Figure data in JSON

▽

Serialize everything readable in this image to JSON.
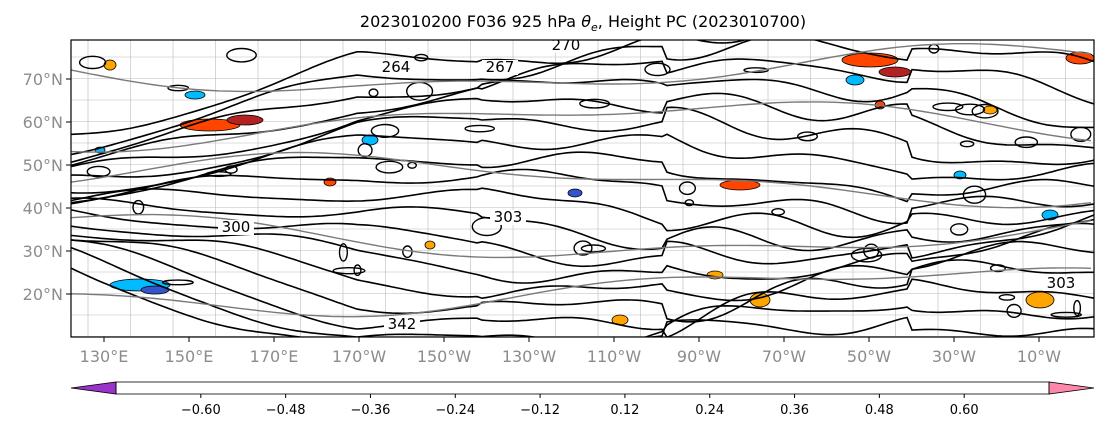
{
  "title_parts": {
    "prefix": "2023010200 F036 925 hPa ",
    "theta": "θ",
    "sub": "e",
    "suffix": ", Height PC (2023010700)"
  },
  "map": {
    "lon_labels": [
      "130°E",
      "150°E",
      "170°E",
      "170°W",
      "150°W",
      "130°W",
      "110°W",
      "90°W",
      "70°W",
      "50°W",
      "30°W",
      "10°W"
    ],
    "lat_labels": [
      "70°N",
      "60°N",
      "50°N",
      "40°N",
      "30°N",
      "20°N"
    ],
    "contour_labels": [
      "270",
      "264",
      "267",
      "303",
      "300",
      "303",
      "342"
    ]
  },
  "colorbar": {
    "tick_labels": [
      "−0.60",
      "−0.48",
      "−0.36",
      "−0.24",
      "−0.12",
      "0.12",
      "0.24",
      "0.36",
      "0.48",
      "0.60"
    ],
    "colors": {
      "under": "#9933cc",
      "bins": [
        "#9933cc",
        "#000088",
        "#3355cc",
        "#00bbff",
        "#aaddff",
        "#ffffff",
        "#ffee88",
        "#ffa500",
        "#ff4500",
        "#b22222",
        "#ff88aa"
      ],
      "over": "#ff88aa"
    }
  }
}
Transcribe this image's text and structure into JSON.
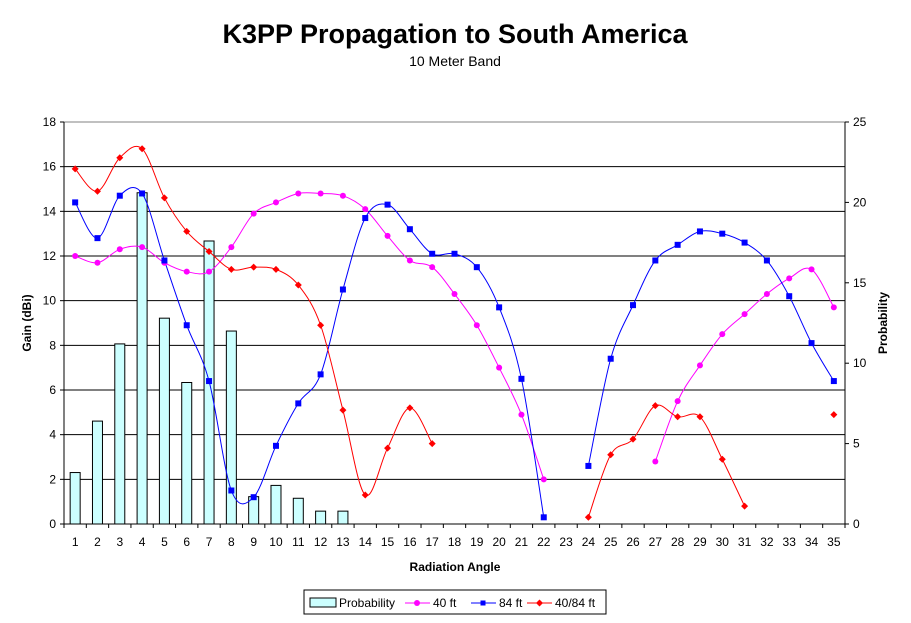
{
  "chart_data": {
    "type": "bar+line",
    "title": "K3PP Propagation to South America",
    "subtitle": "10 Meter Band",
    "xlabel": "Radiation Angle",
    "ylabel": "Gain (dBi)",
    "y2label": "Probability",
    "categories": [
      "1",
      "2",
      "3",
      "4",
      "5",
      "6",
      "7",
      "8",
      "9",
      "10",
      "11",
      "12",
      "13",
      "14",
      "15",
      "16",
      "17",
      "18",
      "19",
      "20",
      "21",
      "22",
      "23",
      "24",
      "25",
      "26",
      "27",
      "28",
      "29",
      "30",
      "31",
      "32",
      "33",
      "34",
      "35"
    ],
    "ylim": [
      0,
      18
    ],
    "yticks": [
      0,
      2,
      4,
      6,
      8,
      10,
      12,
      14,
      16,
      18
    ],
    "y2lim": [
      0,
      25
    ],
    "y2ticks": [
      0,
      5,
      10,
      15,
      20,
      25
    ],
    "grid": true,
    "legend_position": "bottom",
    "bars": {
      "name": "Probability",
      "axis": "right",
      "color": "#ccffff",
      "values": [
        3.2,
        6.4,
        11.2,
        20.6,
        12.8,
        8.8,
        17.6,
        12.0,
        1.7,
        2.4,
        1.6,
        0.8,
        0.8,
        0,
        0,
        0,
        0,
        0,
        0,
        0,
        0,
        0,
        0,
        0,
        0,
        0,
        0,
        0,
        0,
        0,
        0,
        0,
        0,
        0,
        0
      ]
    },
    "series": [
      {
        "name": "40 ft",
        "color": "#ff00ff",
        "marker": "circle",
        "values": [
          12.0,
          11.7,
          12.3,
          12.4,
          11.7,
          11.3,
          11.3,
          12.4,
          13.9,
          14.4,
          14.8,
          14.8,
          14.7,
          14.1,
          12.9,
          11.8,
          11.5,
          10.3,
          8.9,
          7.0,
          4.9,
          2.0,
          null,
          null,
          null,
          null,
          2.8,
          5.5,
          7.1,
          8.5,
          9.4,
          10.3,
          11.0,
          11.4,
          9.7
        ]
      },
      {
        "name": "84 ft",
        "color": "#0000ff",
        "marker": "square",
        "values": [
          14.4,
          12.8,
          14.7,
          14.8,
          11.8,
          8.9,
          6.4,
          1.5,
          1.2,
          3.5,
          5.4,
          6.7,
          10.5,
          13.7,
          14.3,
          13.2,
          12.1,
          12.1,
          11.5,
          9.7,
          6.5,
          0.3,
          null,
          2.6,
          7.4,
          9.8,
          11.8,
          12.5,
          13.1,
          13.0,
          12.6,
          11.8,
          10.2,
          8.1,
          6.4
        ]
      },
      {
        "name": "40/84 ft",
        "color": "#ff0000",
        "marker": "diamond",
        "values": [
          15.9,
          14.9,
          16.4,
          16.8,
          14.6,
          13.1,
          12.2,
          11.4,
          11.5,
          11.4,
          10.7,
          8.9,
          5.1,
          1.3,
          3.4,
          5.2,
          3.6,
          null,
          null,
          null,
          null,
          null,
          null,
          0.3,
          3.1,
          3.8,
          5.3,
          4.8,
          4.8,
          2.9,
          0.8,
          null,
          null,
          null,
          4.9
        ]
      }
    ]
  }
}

△
▽

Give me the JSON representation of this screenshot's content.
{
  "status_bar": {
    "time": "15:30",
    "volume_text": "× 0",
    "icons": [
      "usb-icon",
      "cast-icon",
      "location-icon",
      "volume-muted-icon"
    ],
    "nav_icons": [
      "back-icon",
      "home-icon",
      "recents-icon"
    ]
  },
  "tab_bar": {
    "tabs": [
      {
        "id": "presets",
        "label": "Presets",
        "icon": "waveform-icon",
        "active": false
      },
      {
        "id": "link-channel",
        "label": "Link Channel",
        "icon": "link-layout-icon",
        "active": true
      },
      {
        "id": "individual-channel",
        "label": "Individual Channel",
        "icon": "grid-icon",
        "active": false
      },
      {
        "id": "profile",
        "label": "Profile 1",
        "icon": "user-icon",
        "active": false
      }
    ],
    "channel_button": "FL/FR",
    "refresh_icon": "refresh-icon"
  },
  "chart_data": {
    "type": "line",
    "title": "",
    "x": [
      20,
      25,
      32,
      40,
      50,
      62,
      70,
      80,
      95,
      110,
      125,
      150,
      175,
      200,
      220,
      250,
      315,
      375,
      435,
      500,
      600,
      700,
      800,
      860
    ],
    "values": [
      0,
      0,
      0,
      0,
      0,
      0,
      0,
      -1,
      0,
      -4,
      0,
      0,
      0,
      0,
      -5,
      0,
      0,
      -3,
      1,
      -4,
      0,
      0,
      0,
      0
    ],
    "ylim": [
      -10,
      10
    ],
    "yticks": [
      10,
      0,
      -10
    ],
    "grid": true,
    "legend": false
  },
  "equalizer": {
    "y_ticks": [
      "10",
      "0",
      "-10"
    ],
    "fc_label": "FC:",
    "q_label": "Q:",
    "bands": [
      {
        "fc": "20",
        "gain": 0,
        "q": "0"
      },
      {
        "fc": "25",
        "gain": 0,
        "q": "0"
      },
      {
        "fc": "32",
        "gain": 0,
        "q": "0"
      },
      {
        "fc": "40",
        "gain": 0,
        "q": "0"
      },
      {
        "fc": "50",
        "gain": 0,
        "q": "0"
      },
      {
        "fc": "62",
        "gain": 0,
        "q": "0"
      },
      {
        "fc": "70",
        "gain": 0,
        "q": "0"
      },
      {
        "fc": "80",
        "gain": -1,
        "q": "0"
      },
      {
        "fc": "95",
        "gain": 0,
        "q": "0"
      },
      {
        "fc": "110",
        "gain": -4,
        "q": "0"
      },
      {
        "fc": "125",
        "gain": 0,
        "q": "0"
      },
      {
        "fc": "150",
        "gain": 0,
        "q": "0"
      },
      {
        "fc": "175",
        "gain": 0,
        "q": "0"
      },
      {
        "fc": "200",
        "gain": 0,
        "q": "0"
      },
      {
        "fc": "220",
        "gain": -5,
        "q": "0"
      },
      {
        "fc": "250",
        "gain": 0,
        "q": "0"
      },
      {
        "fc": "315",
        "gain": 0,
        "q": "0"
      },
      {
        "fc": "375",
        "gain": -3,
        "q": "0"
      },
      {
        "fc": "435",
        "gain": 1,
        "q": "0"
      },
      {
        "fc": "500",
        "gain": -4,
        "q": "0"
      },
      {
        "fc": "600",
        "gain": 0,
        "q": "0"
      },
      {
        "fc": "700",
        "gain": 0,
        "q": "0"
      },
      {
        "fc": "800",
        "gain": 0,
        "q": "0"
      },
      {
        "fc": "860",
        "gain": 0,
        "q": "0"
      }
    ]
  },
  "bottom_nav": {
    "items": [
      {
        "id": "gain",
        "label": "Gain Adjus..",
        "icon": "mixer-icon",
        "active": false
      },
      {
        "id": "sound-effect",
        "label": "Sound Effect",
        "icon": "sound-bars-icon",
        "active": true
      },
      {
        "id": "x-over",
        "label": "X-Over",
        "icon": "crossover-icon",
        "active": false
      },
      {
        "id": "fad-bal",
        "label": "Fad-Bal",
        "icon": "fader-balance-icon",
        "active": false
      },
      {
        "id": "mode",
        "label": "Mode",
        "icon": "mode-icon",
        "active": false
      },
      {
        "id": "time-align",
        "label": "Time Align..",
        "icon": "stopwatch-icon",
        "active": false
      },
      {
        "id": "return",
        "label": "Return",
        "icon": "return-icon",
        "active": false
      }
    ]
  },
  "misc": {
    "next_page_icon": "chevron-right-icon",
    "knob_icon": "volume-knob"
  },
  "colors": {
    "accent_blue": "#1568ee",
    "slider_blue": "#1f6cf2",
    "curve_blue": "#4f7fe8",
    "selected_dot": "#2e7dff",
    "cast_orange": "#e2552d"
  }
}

△

__AIM__: Go through the listing above and pull out each line containing the word "marker".

__RESPONSE__:
        "marker": "circle",
        "marker": "square",
        "marker": "diamond",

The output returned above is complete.